┌─ INFORMATION PROVIDED
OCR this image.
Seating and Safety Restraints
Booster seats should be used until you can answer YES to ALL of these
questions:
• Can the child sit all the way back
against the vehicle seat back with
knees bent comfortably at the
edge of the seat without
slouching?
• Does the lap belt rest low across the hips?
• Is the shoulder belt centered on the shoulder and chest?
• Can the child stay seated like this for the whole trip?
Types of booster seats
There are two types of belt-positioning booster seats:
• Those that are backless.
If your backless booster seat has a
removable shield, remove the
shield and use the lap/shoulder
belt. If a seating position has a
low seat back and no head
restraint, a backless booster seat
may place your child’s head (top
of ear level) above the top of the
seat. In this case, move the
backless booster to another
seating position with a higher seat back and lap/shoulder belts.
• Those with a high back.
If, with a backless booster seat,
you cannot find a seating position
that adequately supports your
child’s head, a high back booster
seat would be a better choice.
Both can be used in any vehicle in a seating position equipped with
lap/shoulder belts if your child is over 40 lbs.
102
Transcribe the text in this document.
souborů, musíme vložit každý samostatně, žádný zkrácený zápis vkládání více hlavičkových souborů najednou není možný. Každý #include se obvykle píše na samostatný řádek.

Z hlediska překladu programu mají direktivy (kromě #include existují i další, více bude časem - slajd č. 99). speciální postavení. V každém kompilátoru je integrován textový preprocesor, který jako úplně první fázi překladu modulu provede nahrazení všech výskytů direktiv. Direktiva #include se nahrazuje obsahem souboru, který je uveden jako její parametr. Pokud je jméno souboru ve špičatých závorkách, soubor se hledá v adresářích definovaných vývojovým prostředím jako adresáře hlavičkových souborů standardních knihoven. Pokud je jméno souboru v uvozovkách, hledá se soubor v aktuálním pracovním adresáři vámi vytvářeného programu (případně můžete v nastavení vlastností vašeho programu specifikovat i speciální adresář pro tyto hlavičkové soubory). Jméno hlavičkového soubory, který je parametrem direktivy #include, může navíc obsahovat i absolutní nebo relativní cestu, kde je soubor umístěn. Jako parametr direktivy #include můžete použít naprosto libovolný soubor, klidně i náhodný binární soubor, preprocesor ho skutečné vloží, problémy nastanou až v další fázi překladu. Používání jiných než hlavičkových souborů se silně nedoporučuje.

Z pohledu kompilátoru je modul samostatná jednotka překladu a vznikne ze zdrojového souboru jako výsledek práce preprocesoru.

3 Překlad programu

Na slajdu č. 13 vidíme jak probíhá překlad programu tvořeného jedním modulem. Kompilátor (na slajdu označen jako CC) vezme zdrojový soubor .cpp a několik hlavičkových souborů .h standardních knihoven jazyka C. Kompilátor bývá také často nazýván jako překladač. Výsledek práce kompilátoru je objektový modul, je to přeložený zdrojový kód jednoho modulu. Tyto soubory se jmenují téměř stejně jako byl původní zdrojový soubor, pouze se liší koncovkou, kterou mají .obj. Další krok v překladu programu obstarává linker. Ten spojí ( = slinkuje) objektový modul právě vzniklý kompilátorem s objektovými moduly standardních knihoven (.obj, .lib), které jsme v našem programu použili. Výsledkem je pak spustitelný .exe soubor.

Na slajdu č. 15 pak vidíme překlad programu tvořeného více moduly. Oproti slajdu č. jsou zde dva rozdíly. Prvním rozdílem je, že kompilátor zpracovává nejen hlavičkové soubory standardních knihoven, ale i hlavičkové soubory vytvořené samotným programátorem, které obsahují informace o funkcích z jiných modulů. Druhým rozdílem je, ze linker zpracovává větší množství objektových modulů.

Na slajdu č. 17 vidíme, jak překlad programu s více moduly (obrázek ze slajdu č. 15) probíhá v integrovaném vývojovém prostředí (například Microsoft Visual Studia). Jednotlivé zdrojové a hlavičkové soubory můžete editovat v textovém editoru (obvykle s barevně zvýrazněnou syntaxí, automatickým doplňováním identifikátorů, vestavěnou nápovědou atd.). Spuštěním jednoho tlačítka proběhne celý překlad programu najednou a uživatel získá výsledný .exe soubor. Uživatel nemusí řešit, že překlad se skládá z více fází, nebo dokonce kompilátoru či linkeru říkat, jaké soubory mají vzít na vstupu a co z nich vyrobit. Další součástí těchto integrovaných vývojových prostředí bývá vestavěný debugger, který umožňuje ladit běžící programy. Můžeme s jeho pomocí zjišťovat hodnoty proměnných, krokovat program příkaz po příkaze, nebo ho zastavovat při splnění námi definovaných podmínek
└─
┌─ INFORMATION PROVIDED
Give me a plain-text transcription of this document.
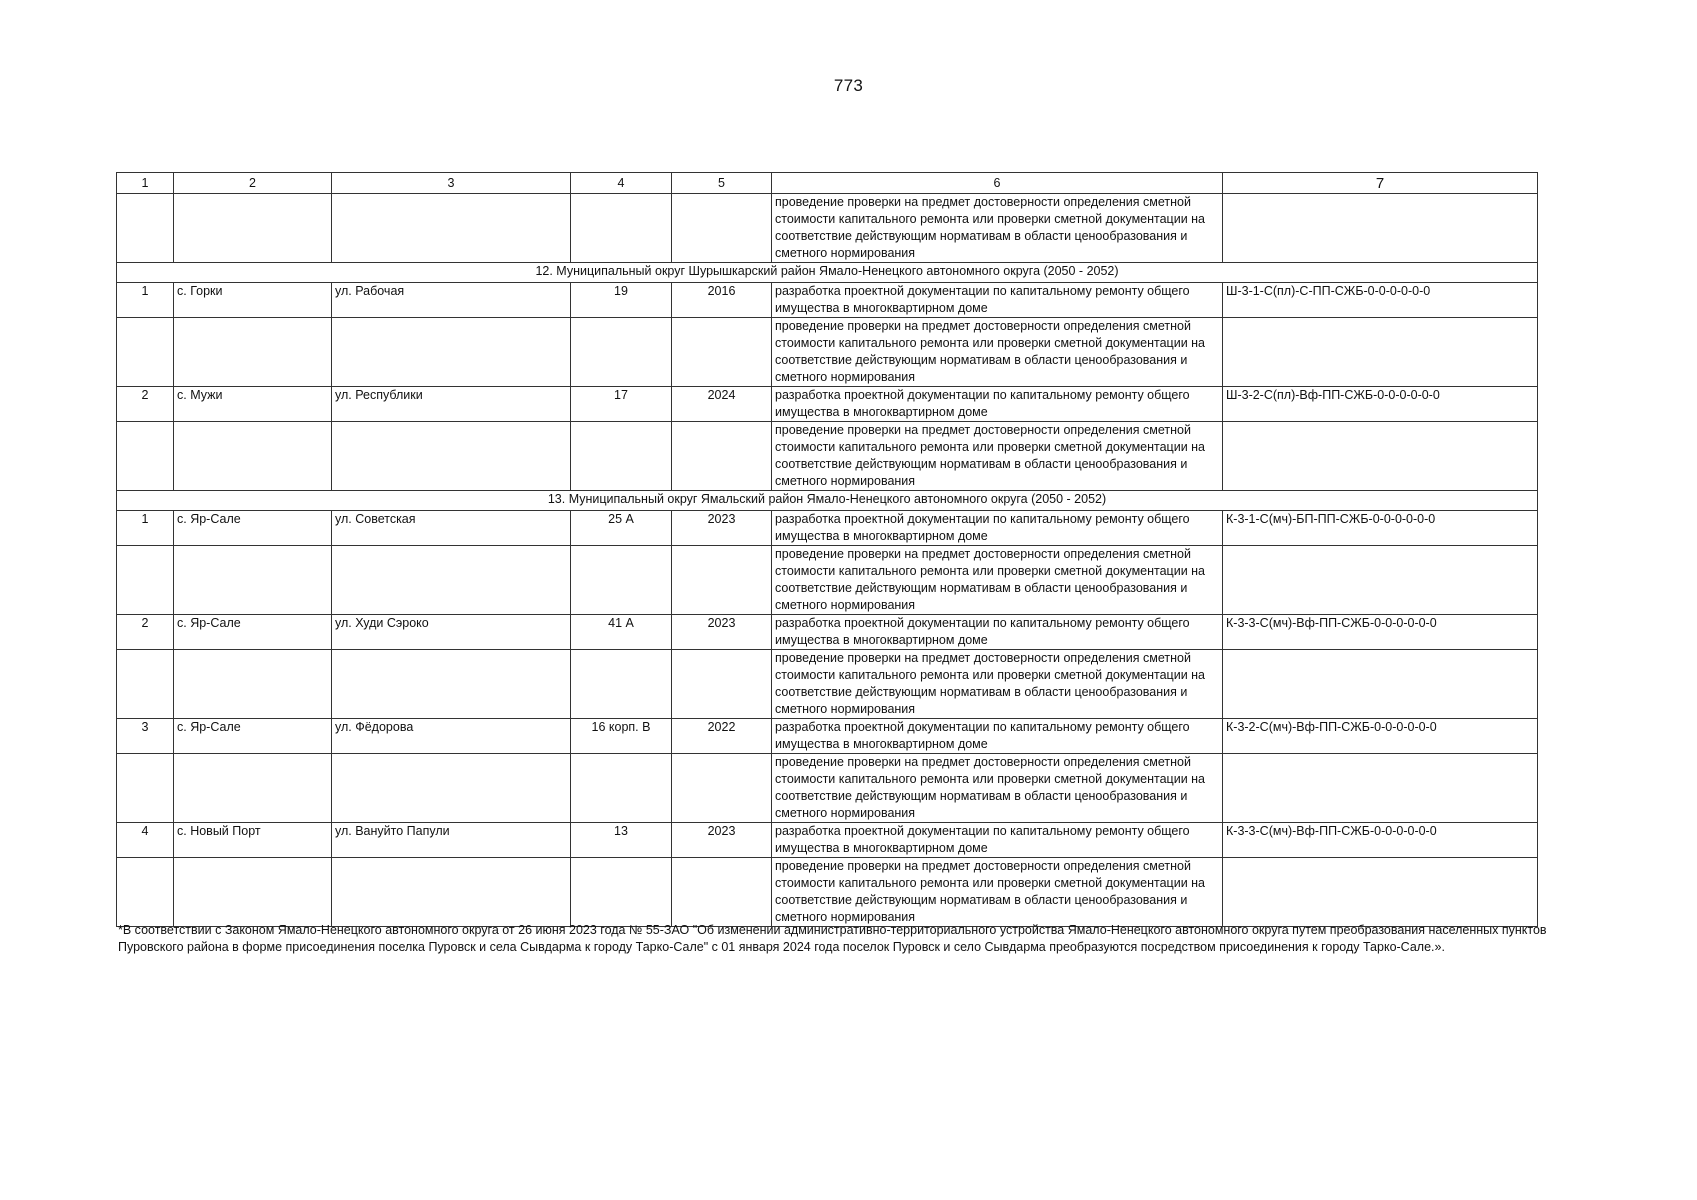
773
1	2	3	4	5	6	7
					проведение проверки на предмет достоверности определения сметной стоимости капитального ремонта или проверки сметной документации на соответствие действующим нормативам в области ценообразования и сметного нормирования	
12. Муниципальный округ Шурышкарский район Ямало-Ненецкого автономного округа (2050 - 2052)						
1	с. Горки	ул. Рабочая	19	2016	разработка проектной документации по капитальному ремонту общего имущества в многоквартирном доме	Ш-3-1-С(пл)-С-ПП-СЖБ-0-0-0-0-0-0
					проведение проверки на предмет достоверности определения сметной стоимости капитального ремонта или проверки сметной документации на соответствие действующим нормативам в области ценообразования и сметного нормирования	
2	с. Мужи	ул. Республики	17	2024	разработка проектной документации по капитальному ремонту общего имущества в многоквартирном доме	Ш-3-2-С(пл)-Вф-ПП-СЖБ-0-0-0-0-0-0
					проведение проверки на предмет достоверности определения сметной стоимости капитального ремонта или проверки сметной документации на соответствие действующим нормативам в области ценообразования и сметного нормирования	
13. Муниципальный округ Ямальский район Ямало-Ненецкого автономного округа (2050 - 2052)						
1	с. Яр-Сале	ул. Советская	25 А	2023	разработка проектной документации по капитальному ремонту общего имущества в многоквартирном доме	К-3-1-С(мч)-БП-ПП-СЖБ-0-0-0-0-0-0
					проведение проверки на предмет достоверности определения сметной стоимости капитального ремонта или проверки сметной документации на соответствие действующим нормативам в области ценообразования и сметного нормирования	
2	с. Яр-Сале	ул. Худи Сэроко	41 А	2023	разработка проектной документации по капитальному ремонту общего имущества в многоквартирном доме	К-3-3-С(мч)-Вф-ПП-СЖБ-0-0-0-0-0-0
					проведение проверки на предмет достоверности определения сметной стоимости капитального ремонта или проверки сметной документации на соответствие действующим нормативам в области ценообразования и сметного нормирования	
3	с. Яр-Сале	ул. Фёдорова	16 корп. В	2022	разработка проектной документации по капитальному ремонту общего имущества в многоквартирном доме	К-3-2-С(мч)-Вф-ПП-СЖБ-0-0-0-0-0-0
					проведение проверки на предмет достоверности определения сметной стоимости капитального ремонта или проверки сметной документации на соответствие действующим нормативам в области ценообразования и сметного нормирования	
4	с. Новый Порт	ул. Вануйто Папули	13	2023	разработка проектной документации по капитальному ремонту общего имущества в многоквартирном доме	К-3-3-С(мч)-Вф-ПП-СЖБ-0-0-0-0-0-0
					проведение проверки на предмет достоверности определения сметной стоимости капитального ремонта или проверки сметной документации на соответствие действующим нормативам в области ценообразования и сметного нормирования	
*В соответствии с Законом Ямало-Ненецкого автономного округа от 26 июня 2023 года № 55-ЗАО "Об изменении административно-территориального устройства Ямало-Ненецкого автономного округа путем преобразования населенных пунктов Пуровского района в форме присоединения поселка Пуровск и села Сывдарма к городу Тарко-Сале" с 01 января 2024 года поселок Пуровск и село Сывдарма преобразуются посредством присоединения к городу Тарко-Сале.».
└─
GIVEN INSTRUCTION: State how many lines of the entries above include the word "shield", offering no text other than the number.

RIGHT ANSWER: 2